**Aim of the task**
Every line below that includes "Pengenalan" counts toward the total. Report that total alone.

Stored data:
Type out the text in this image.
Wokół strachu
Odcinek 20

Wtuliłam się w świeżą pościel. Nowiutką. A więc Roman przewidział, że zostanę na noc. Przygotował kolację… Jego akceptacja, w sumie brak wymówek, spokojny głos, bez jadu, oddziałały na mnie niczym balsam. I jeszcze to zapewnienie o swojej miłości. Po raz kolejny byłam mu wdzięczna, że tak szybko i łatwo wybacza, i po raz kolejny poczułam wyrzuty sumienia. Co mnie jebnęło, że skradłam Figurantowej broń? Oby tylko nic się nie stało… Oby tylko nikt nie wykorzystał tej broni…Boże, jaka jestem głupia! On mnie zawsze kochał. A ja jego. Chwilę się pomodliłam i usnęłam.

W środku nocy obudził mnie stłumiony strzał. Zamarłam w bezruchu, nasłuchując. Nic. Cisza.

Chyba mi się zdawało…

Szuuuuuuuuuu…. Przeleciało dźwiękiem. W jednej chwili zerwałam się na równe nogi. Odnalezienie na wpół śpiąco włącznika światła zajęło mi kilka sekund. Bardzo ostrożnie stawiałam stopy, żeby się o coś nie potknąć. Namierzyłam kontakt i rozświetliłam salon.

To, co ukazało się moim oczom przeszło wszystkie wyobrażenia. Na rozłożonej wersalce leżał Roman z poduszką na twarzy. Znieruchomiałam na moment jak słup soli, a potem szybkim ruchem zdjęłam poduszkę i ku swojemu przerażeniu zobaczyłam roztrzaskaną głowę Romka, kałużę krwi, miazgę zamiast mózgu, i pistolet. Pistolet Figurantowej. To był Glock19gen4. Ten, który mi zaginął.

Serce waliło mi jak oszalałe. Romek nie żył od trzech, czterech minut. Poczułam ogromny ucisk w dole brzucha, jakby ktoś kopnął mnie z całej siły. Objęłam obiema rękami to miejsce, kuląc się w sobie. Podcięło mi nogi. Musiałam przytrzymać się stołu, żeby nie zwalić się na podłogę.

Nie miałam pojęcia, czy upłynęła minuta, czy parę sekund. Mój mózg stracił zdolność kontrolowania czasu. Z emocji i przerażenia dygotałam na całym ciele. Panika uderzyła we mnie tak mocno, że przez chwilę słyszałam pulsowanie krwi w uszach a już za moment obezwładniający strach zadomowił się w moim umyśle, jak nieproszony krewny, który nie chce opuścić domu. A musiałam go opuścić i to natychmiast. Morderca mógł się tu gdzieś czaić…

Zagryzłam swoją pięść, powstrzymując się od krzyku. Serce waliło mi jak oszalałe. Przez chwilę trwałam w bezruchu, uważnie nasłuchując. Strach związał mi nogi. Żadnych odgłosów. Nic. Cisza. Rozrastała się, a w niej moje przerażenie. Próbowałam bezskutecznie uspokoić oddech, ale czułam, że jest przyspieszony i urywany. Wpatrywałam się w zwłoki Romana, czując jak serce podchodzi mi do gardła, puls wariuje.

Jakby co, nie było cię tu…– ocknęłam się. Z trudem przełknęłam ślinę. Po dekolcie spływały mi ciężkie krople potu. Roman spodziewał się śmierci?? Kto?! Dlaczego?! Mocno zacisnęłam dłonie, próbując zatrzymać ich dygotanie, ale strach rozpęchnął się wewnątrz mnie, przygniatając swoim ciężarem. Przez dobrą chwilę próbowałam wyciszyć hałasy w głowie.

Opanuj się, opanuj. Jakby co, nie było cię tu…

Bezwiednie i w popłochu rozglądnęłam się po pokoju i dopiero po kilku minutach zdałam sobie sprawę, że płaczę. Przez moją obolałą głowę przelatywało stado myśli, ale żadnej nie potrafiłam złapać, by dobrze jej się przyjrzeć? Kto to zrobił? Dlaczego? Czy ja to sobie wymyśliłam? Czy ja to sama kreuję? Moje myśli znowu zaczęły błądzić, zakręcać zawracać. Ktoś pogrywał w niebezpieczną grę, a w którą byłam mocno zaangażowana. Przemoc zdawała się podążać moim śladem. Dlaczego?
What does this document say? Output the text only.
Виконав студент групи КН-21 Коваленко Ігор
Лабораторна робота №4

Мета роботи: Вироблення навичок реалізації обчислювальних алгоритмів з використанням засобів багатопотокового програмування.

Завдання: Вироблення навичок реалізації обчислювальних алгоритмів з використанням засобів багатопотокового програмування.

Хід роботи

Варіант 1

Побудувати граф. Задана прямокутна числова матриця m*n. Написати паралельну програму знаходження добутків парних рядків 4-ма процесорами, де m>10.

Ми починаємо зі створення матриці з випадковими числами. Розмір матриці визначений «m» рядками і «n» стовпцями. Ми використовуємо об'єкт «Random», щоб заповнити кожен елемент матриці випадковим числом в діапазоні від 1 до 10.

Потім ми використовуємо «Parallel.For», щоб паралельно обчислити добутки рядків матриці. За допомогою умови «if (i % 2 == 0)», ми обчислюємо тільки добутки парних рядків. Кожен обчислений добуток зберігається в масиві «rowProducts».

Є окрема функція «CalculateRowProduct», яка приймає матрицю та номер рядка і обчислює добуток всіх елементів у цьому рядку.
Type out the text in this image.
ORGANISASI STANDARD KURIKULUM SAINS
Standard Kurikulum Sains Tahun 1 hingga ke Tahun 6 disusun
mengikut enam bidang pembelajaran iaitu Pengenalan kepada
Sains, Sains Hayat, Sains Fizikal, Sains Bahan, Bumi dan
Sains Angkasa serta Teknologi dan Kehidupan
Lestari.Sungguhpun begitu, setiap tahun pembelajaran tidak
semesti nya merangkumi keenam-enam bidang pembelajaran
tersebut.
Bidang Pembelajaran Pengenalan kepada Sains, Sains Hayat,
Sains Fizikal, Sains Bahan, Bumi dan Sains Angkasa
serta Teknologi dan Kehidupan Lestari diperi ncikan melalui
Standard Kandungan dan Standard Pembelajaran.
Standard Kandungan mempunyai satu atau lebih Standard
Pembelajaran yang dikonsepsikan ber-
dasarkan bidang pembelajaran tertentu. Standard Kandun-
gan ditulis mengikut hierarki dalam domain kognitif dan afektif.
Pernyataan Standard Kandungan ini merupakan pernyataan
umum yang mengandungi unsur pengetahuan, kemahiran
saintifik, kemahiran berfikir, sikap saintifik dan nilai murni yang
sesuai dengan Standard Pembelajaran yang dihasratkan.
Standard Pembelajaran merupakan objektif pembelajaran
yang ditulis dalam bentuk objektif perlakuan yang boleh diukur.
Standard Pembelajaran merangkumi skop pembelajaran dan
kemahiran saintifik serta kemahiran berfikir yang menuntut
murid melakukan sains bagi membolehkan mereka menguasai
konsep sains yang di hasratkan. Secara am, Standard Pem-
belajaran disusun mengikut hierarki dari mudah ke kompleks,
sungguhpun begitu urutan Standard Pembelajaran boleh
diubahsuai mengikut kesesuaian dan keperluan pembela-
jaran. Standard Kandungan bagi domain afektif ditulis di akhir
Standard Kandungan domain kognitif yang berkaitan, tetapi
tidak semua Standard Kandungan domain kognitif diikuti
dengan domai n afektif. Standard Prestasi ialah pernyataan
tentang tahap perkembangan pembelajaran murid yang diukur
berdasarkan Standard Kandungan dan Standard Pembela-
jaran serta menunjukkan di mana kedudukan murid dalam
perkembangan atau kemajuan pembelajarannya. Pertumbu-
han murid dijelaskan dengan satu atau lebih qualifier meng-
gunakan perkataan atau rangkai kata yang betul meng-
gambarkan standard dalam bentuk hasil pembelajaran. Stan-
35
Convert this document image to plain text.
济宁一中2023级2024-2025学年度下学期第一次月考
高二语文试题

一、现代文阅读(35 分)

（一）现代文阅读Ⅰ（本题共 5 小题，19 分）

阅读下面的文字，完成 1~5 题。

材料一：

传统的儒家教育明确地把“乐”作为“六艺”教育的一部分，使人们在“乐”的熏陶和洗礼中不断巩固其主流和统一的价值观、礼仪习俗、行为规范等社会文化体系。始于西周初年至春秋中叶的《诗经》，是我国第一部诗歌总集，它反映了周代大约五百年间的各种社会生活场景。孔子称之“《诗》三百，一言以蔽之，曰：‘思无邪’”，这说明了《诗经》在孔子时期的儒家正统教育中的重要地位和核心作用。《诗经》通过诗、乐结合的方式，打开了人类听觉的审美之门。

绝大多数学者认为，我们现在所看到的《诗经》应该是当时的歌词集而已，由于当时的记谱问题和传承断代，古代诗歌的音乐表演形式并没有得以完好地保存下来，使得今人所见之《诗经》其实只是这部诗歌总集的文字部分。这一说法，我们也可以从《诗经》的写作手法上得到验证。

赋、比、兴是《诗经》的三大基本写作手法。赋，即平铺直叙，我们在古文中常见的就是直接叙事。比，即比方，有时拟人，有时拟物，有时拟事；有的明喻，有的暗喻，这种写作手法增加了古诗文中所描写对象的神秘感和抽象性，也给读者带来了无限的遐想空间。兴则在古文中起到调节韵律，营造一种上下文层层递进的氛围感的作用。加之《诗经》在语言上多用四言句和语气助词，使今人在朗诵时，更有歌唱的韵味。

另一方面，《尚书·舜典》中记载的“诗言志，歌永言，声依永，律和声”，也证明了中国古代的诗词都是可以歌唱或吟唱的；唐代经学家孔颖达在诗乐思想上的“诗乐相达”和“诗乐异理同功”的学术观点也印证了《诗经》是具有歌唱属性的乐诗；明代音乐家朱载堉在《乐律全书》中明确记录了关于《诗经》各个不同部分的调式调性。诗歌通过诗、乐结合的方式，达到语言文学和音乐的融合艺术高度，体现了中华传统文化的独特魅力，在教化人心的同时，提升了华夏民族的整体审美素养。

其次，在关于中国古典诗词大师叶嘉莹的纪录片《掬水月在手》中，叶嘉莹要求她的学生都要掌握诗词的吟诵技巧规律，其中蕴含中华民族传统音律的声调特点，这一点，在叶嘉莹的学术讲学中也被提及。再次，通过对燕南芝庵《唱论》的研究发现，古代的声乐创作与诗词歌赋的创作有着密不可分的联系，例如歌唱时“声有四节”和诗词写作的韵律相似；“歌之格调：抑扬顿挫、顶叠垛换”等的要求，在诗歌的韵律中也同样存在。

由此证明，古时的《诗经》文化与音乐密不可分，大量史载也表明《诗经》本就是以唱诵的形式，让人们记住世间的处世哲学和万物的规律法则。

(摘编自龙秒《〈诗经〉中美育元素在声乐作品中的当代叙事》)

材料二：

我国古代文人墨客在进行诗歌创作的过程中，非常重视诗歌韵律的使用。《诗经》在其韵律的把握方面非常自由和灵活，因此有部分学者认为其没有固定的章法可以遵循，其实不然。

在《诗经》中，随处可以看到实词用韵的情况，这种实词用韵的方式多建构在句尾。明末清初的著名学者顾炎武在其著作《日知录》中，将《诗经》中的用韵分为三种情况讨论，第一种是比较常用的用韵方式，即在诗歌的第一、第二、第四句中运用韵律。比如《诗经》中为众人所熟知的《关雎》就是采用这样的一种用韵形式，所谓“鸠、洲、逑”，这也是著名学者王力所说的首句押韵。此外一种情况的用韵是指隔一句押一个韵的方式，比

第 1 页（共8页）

**Answer for the task**
2